RECORDS PROVIDED

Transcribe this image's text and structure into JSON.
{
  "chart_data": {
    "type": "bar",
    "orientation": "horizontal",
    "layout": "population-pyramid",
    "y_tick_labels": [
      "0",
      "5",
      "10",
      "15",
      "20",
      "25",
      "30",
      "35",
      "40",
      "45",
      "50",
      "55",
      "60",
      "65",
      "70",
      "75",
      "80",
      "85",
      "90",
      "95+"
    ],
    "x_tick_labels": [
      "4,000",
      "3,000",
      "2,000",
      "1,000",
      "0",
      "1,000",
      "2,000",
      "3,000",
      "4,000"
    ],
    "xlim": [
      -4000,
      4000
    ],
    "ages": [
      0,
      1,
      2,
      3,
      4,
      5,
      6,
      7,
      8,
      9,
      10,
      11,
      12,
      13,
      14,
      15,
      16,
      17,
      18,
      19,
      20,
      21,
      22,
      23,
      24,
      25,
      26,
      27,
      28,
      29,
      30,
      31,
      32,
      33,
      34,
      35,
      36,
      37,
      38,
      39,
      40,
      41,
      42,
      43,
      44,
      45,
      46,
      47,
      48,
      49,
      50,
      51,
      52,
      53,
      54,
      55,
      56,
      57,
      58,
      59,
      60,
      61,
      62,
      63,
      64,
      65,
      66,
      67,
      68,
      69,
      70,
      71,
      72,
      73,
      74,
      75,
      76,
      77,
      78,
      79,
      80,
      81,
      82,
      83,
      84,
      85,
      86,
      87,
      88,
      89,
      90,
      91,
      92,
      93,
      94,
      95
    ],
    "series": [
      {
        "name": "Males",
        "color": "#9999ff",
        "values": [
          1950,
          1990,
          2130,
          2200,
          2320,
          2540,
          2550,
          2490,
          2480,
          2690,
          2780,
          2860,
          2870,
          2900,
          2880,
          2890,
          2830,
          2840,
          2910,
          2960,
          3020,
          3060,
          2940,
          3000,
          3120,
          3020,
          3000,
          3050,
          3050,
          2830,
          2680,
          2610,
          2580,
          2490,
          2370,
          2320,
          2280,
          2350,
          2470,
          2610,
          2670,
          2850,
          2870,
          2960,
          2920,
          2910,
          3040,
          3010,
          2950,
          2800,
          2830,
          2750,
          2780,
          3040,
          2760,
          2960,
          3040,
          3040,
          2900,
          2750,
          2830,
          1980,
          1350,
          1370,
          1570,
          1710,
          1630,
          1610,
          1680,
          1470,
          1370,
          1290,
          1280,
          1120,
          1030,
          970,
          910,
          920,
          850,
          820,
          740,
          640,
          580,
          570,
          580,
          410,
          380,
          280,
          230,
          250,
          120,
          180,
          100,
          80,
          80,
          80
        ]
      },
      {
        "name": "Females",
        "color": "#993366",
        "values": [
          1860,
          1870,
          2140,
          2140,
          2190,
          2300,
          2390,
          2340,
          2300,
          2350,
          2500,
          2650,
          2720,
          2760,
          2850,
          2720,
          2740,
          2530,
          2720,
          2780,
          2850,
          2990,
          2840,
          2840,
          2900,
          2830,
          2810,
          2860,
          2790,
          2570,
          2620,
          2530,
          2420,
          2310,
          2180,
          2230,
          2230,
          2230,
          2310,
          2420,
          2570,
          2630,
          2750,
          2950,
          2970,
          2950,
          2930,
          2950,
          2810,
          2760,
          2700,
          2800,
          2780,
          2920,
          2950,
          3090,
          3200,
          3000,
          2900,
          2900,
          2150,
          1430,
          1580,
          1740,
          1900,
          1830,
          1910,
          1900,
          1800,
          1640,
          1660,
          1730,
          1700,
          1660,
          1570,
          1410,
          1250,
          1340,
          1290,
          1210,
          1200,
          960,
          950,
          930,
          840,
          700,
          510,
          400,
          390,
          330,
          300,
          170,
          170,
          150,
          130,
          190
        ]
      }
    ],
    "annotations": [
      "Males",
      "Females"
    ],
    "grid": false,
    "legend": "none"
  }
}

WHAT TO WORK ON
Repeat every line of the records above exactly.

RIGHT ANSWER
Transcribe this image's text and structure into JSON.
{
  "chart_data": {
    "type": "bar",
    "orientation": "horizontal",
    "layout": "population-pyramid",
    "y_tick_labels": [
      "0",
      "5",
      "10",
      "15",
      "20",
      "25",
      "30",
      "35",
      "40",
      "45",
      "50",
      "55",
      "60",
      "65",
      "70",
      "75",
      "80",
      "85",
      "90",
      "95+"
    ],
    "x_tick_labels": [
      "4,000",
      "3,000",
      "2,000",
      "1,000",
      "0",
      "1,000",
      "2,000",
      "3,000",
      "4,000"
    ],
    "xlim": [
      -4000,
      4000
    ],
    "ages": [
      0,
      1,
      2,
      3,
      4,
      5,
      6,
      7,
      8,
      9,
      10,
      11,
      12,
      13,
      14,
      15,
      16,
      17,
      18,
      19,
      20,
      21,
      22,
      23,
      24,
      25,
      26,
      27,
      28,
      29,
      30,
      31,
      32,
      33,
      34,
      35,
      36,
      37,
      38,
      39,
      40,
      41,
      42,
      43,
      44,
      45,
      46,
      47,
      48,
      49,
      50,
      51,
      52,
      53,
      54,
      55,
      56,
      57,
      58,
      59,
      60,
      61,
      62,
      63,
      64,
      65,
      66,
      67,
      68,
      69,
      70,
      71,
      72,
      73,
      74,
      75,
      76,
      77,
      78,
      79,
      80,
      81,
      82,
      83,
      84,
      85,
      86,
      87,
      88,
      89,
      90,
      91,
      92,
      93,
      94,
      95
    ],
    "series": [
      {
        "name": "Males",
        "color": "#9999ff",
        "values": [
          1950,
          1990,
          2130,
          2200,
          2320,
          2540,
          2550,
          2490,
          2480,
          2690,
          2780,
          2860,
          2870,
          2900,
          2880,
          2890,
          2830,
          2840,
          2910,
          2960,
          3020,
          3060,
          2940,
          3000,
          3120,
          3020,
          3000,
          3050,
          3050,
          2830,
          2680,
          2610,
          2580,
          2490,
          2370,
          2320,
          2280,
          2350,
          2470,
          2610,
          2670,
          2850,
          2870,
          2960,
          2920,
          2910,
          3040,
          3010,
          2950,
          2800,
          2830,
          2750,
          2780,
          3040,
          2760,
          2960,
          3040,
          3040,
          2900,
          2750,
          2830,
          1980,
          1350,
          1370,
          1570,
          1710,
          1630,
          1610,
          1680,
          1470,
          1370,
          1290,
          1280,
          1120,
          1030,
          970,
          910,
          920,
          850,
          820,
          740,
          640,
          580,
          570,
          580,
          410,
          380,
          280,
          230,
          250,
          120,
          180,
          100,
          80,
          80,
          80
        ]
      },
      {
        "name": "Females",
        "color": "#993366",
        "values": [
          1860,
          1870,
          2140,
          2140,
          2190,
          2300,
          2390,
          2340,
          2300,
          2350,
          2500,
          2650,
          2720,
          2760,
          2850,
          2720,
          2740,
          2530,
          2720,
          2780,
          2850,
          2990,
          2840,
          2840,
          2900,
          2830,
          2810,
          2860,
          2790,
          2570,
          2620,
          2530,
          2420,
          2310,
          2180,
          2230,
          2230,
          2230,
          2310,
          2420,
          2570,
          2630,
          2750,
          2950,
          2970,
          2950,
          2930,
          2950,
          2810,
          2760,
          2700,
          2800,
          2780,
          2920,
          2950,
          3090,
          3200,
          3000,
          2900,
          2900,
          2150,
          1430,
          1580,
          1740,
          1900,
          1830,
          1910,
          1900,
          1800,
          1640,
          1660,
          1730,
          1700,
          1660,
          1570,
          1410,
          1250,
          1340,
          1290,
          1210,
          1200,
          960,
          950,
          930,
          840,
          700,
          510,
          400,
          390,
          330,
          300,
          170,
          170,
          150,
          130,
          190
        ]
      }
    ],
    "annotations": [
      "Males",
      "Females"
    ],
    "grid": false,
    "legend": "none"
  }
}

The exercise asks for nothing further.